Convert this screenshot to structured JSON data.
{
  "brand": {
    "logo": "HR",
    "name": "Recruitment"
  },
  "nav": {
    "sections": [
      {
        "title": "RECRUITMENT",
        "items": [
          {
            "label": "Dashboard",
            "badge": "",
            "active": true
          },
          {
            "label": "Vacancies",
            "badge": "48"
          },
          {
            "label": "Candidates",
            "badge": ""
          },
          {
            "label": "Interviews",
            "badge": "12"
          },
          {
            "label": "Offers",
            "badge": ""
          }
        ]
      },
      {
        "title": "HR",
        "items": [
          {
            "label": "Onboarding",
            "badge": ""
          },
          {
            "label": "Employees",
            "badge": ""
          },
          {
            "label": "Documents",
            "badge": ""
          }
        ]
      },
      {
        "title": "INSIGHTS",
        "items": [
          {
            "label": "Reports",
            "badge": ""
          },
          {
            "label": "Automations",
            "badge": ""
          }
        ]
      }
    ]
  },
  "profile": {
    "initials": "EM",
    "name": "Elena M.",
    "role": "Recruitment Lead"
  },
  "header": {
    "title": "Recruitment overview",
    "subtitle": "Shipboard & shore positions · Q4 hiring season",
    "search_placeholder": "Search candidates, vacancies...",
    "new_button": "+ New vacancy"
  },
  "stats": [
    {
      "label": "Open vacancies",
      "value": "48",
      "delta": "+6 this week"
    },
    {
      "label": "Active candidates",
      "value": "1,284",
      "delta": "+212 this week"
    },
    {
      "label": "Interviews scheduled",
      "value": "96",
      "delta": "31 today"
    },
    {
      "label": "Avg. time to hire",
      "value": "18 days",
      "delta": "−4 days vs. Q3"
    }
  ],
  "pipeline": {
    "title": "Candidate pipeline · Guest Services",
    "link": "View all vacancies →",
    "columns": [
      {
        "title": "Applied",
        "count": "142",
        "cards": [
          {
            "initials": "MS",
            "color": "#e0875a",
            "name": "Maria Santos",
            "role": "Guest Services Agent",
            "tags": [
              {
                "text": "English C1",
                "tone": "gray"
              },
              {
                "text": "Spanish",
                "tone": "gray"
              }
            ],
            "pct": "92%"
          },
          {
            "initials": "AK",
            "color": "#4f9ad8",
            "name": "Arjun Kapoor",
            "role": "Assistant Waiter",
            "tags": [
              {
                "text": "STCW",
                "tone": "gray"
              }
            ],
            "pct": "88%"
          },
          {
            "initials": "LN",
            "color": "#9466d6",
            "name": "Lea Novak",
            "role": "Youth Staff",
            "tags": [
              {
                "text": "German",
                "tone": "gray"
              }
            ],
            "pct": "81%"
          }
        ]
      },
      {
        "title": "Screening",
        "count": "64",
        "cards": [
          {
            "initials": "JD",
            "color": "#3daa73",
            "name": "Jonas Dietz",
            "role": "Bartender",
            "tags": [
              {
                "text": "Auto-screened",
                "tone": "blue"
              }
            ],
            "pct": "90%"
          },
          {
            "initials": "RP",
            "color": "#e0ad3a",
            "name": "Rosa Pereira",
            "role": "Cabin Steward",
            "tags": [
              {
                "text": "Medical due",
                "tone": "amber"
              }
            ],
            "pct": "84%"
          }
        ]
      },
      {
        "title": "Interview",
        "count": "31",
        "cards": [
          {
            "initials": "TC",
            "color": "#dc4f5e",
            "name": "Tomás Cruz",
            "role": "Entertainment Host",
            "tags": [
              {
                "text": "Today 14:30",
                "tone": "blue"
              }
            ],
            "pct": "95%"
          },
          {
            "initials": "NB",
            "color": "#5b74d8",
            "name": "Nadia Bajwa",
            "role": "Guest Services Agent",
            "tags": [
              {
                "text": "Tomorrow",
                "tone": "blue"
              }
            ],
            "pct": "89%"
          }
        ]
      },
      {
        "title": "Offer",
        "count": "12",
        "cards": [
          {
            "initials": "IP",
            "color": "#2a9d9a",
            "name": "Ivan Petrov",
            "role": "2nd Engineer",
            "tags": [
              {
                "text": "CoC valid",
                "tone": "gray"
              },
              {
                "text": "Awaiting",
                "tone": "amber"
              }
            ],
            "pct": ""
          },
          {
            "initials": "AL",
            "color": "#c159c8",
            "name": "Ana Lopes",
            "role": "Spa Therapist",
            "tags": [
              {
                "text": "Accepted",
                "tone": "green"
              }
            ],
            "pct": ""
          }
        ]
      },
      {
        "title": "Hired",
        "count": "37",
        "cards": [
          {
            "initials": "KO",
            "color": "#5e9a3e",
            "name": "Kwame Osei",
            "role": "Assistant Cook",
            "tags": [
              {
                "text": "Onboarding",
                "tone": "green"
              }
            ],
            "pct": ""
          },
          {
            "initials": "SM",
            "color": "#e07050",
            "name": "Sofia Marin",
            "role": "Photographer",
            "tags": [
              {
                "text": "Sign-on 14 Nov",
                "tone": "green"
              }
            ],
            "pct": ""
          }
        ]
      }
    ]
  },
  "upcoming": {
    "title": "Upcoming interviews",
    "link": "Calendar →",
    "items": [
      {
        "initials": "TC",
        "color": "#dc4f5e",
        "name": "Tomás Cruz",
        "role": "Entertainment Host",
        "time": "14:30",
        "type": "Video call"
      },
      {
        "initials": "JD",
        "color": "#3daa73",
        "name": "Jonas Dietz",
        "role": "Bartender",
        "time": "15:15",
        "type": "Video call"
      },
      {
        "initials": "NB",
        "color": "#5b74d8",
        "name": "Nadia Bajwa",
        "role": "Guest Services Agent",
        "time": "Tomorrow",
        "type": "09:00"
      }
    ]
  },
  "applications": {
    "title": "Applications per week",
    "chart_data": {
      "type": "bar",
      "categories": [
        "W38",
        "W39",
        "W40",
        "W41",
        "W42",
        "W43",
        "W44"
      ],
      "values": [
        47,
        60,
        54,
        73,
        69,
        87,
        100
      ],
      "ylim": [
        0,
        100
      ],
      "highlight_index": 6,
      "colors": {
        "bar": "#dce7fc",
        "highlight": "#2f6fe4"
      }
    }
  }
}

────────────────────────────────────────

**WRITTEN INSTRUCTION:** Output the full listing without altering anything.

**RESPONSE FOR THIS EXERCISE:**
Convert this screenshot to structured JSON data.
{
  "brand": {
    "logo": "HR",
    "name": "Recruitment"
  },
  "nav": {
    "sections": [
      {
        "title": "RECRUITMENT",
        "items": [
          {
            "label": "Dashboard",
            "badge": "",
            "active": true
          },
          {
            "label": "Vacancies",
            "badge": "48"
          },
          {
            "label": "Candidates",
            "badge": ""
          },
          {
            "label": "Interviews",
            "badge": "12"
          },
          {
            "label": "Offers",
            "badge": ""
          }
        ]
      },
      {
        "title": "HR",
        "items": [
          {
            "label": "Onboarding",
            "badge": ""
          },
          {
            "label": "Employees",
            "badge": ""
          },
          {
            "label": "Documents",
            "badge": ""
          }
        ]
      },
      {
        "title": "INSIGHTS",
        "items": [
          {
            "label": "Reports",
            "badge": ""
          },
          {
            "label": "Automations",
            "badge": ""
          }
        ]
      }
    ]
  },
  "profile": {
    "initials": "EM",
    "name": "Elena M.",
    "role": "Recruitment Lead"
  },
  "header": {
    "title": "Recruitment overview",
    "subtitle": "Shipboard & shore positions · Q4 hiring season",
    "search_placeholder": "Search candidates, vacancies...",
    "new_button": "+ New vacancy"
  },
  "stats": [
    {
      "label": "Open vacancies",
      "value": "48",
      "delta": "+6 this week"
    },
    {
      "label": "Active candidates",
      "value": "1,284",
      "delta": "+212 this week"
    },
    {
      "label": "Interviews scheduled",
      "value": "96",
      "delta": "31 today"
    },
    {
      "label": "Avg. time to hire",
      "value": "18 days",
      "delta": "−4 days vs. Q3"
    }
  ],
  "pipeline": {
    "title": "Candidate pipeline · Guest Services",
    "link": "View all vacancies →",
    "columns": [
      {
        "title": "Applied",
        "count": "142",
        "cards": [
          {
            "initials": "MS",
            "color": "#e0875a",
            "name": "Maria Santos",
            "role": "Guest Services Agent",
            "tags": [
              {
                "text": "English C1",
                "tone": "gray"
              },
              {
                "text": "Spanish",
                "tone": "gray"
              }
            ],
            "pct": "92%"
          },
          {
            "initials": "AK",
            "color": "#4f9ad8",
            "name": "Arjun Kapoor",
            "role": "Assistant Waiter",
            "tags": [
              {
                "text": "STCW",
                "tone": "gray"
              }
            ],
            "pct": "88%"
          },
          {
            "initials": "LN",
            "color": "#9466d6",
            "name": "Lea Novak",
            "role": "Youth Staff",
            "tags": [
              {
                "text": "German",
                "tone": "gray"
              }
            ],
            "pct": "81%"
          }
        ]
      },
      {
        "title": "Screening",
        "count": "64",
        "cards": [
          {
            "initials": "JD",
            "color": "#3daa73",
            "name": "Jonas Dietz",
            "role": "Bartender",
            "tags": [
              {
                "text": "Auto-screened",
                "tone": "blue"
              }
            ],
            "pct": "90%"
          },
          {
            "initials": "RP",
            "color": "#e0ad3a",
            "name": "Rosa Pereira",
            "role": "Cabin Steward",
            "tags": [
              {
                "text": "Medical due",
                "tone": "amber"
              }
            ],
            "pct": "84%"
          }
        ]
      },
      {
        "title": "Interview",
        "count": "31",
        "cards": [
          {
            "initials": "TC",
            "color": "#dc4f5e",
            "name": "Tomás Cruz",
            "role": "Entertainment Host",
            "tags": [
              {
                "text": "Today 14:30",
                "tone": "blue"
              }
            ],
            "pct": "95%"
          },
          {
            "initials": "NB",
            "color": "#5b74d8",
            "name": "Nadia Bajwa",
            "role": "Guest Services Agent",
            "tags": [
              {
                "text": "Tomorrow",
                "tone": "blue"
              }
            ],
            "pct": "89%"
          }
        ]
      },
      {
        "title": "Offer",
        "count": "12",
        "cards": [
          {
            "initials": "IP",
            "color": "#2a9d9a",
            "name": "Ivan Petrov",
            "role": "2nd Engineer",
            "tags": [
              {
                "text": "CoC valid",
                "tone": "gray"
              },
              {
                "text": "Awaiting",
                "tone": "amber"
              }
            ],
            "pct": ""
          },
          {
            "initials": "AL",
            "color": "#c159c8",
            "name": "Ana Lopes",
            "role": "Spa Therapist",
            "tags": [
              {
                "text": "Accepted",
                "tone": "green"
              }
            ],
            "pct": ""
          }
        ]
      },
      {
        "title": "Hired",
        "count": "37",
        "cards": [
          {
            "initials": "KO",
            "color": "#5e9a3e",
            "name": "Kwame Osei",
            "role": "Assistant Cook",
            "tags": [
              {
                "text": "Onboarding",
                "tone": "green"
              }
            ],
            "pct": ""
          },
          {
            "initials": "SM",
            "color": "#e07050",
            "name": "Sofia Marin",
            "role": "Photographer",
            "tags": [
              {
                "text": "Sign-on 14 Nov",
                "tone": "green"
              }
            ],
            "pct": ""
          }
        ]
      }
    ]
  },
  "upcoming": {
    "title": "Upcoming interviews",
    "link": "Calendar →",
    "items": [
      {
        "initials": "TC",
        "color": "#dc4f5e",
        "name": "Tomás Cruz",
        "role": "Entertainment Host",
        "time": "14:30",
        "type": "Video call"
      },
      {
        "initials": "JD",
        "color": "#3daa73",
        "name": "Jonas Dietz",
        "role": "Bartender",
        "time": "15:15",
        "type": "Video call"
      },
      {
        "initials": "NB",
        "color": "#5b74d8",
        "name": "Nadia Bajwa",
        "role": "Guest Services Agent",
        "time": "Tomorrow",
        "type": "09:00"
      }
    ]
  },
  "applications": {
    "title": "Applications per week",
    "chart_data": {
      "type": "bar",
      "categories": [
        "W38",
        "W39",
        "W40",
        "W41",
        "W42",
        "W43",
        "W44"
      ],
      "values": [
        47,
        60,
        54,
        73,
        69,
        87,
        100
      ],
      "ylim": [
        0,
        100
      ],
      "highlight_index": 6,
      "colors": {
        "bar": "#dce7fc",
        "highlight": "#2f6fe4"
      }
    }
  }
}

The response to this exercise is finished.